What the task requires: With the pictures left out, copy the listing below exactly.
═══ Input ═══
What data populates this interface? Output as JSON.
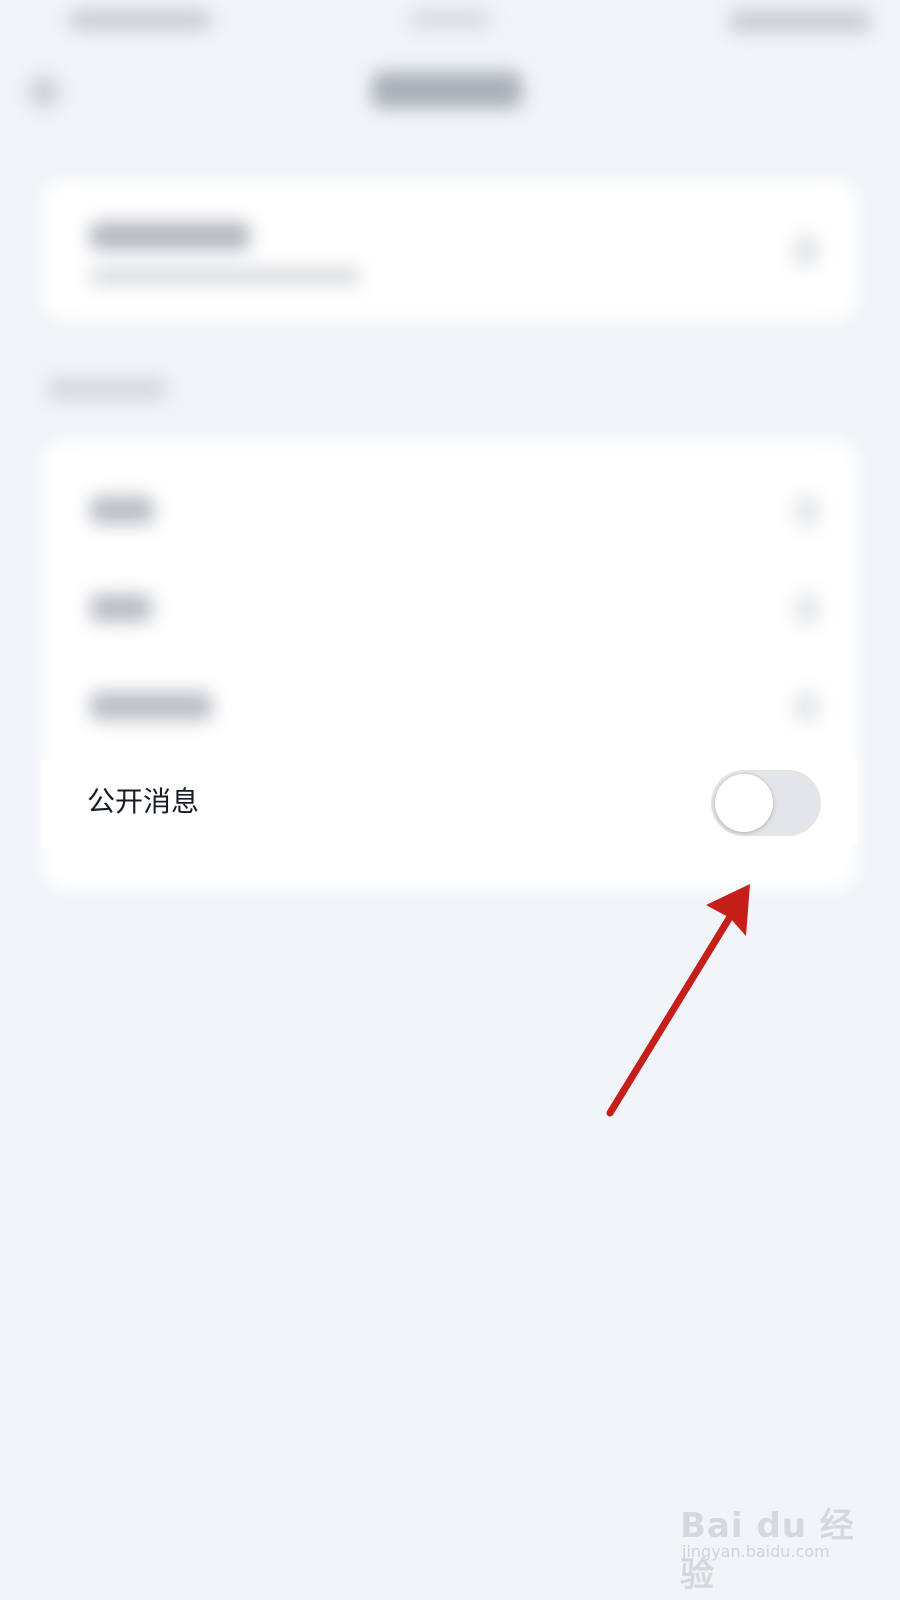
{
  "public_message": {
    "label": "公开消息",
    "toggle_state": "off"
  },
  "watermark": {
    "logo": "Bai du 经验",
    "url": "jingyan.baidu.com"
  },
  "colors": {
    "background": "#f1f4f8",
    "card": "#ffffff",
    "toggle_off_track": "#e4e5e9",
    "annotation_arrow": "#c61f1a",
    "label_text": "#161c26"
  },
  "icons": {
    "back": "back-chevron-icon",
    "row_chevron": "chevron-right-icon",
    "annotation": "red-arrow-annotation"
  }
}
═══
Response for this exercise:
What data populates this interface? Output as JSON.
{
  "public_message": {
    "label": "公开消息",
    "toggle_state": "off"
  },
  "watermark": {
    "logo": "Bai du 经验",
    "url": "jingyan.baidu.com"
  },
  "colors": {
    "background": "#f1f4f8",
    "card": "#ffffff",
    "toggle_off_track": "#e4e5e9",
    "annotation_arrow": "#c61f1a",
    "label_text": "#161c26"
  },
  "icons": {
    "back": "back-chevron-icon",
    "row_chevron": "chevron-right-icon",
    "annotation": "red-arrow-annotation"
  }
}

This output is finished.